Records
*****

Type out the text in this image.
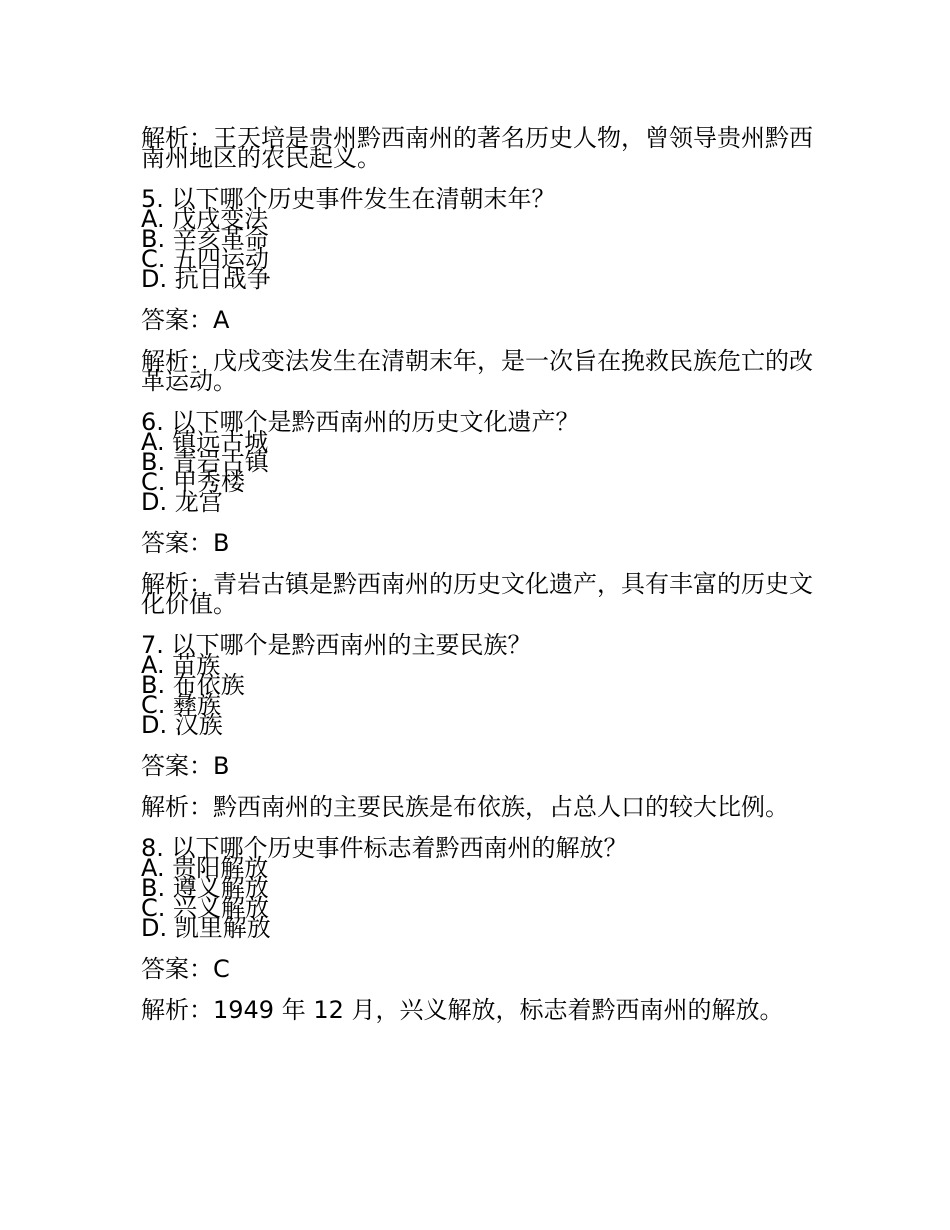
解析：王天培是贵州黔西南州的著名历史人物，曾领导贵州黔西南州地区的农民起义。

5. 以下哪个历史事件发生在清朝末年？

A. 戊戌变法

B. 辛亥革命

C. 五四运动

D. 抗日战争

答案：A

解析：戊戌变法发生在清朝末年，是一次旨在挽救民族危亡的改革运动。

6. 以下哪个是黔西南州的历史文化遗产？

A. 镇远古城

B. 青岩古镇

C. 甲秀楼

D. 龙宫

答案：B

解析：青岩古镇是黔西南州的历史文化遗产，具有丰富的历史文化价值。

7. 以下哪个是黔西南州的主要民族？

A. 苗族

B. 布依族

C. 彝族

D. 汉族

答案：B

解析：黔西南州的主要民族是布依族，占总人口的较大比例。

8. 以下哪个历史事件标志着黔西南州的解放？

A. 贵阳解放

B. 遵义解放

C. 兴义解放

D. 凯里解放

答案：C

解析：1949 年 12 月，兴义解放，标志着黔西南州的解放。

*****

| PROMPT |
Skip the pictures and print each record exactly as it stands.

| RESPONSE FOR THIS EXERCISE |
Type out the text in this image.
解析：王天培是贵州黔西南州的著名历史人物，曾领导贵州黔西南州地区的农民起义。

5. 以下哪个历史事件发生在清朝末年？

A. 戊戌变法

B. 辛亥革命

C. 五四运动

D. 抗日战争

答案：A

解析：戊戌变法发生在清朝末年，是一次旨在挽救民族危亡的改革运动。

6. 以下哪个是黔西南州的历史文化遗产？

A. 镇远古城

B. 青岩古镇

C. 甲秀楼

D. 龙宫

答案：B

解析：青岩古镇是黔西南州的历史文化遗产，具有丰富的历史文化价值。

7. 以下哪个是黔西南州的主要民族？

A. 苗族

B. 布依族

C. 彝族

D. 汉族

答案：B

解析：黔西南州的主要民族是布依族，占总人口的较大比例。

8. 以下哪个历史事件标志着黔西南州的解放？

A. 贵阳解放

B. 遵义解放

C. 兴义解放

D. 凯里解放

答案：C

解析：1949 年 12 月，兴义解放，标志着黔西南州的解放。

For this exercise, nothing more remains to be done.